PROBLEM TO WORK ON> Reproduce every entry exactly as shown.
** Start of EXERCISE INPUT **
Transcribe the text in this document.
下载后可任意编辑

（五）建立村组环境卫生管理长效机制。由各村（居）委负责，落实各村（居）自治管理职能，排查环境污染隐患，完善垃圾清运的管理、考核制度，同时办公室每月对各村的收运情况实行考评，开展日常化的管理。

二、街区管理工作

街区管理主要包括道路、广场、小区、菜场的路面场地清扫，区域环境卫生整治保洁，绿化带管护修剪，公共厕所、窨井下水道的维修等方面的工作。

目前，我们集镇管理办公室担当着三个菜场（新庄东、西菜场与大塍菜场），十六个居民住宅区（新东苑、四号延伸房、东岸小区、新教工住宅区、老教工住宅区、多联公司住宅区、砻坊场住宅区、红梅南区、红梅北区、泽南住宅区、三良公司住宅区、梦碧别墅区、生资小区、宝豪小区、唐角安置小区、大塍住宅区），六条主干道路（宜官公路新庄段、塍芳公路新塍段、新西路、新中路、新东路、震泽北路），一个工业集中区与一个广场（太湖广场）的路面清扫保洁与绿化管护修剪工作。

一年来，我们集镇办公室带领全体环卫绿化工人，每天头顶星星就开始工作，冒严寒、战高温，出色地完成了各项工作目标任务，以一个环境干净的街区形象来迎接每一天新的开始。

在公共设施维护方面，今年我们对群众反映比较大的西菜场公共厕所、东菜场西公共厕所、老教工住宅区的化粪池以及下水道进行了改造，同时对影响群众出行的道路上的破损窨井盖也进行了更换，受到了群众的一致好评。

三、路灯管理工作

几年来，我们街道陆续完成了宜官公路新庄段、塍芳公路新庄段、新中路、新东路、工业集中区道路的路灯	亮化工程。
** End of EXERCISE INPUT **
COMPLETE OUTPUT>
Transcribe the text in this document.
下载后可任意编辑

（五）建立村组环境卫生管理长效机制。由各村（居）委负责，落实各村（居）自治管理职能，排查环境污染隐患，完善垃圾清运的管理、考核制度，同时办公室每月对各村的收运情况实行考评，开展日常化的管理。

二、街区管理工作

街区管理主要包括道路、广场、小区、菜场的路面场地清扫，区域环境卫生整治保洁，绿化带管护修剪，公共厕所、窨井下水道的维修等方面的工作。

目前，我们集镇管理办公室担当着三个菜场（新庄东、西菜场与大塍菜场），十六个居民住宅区（新东苑、四号延伸房、东岸小区、新教工住宅区、老教工住宅区、多联公司住宅区、砻坊场住宅区、红梅南区、红梅北区、泽南住宅区、三良公司住宅区、梦碧别墅区、生资小区、宝豪小区、唐角安置小区、大塍住宅区），六条主干道路（宜官公路新庄段、塍芳公路新塍段、新西路、新中路、新东路、震泽北路），一个工业集中区与一个广场（太湖广场）的路面清扫保洁与绿化管护修剪工作。

一年来，我们集镇办公室带领全体环卫绿化工人，每天头顶星星就开始工作，冒严寒、战高温，出色地完成了各项工作目标任务，以一个环境干净的街区形象来迎接每一天新的开始。

在公共设施维护方面，今年我们对群众反映比较大的西菜场公共厕所、东菜场西公共厕所、老教工住宅区的化粪池以及下水道进行了改造，同时对影响群众出行的道路上的破损窨井盖也进行了更换，受到了群众的一致好评。

三、路灯管理工作

几年来，我们街道陆续完成了宜官公路新庄段、塍芳公路新庄段、新中路、新东路、工业集中区道路的路灯	亮化工程。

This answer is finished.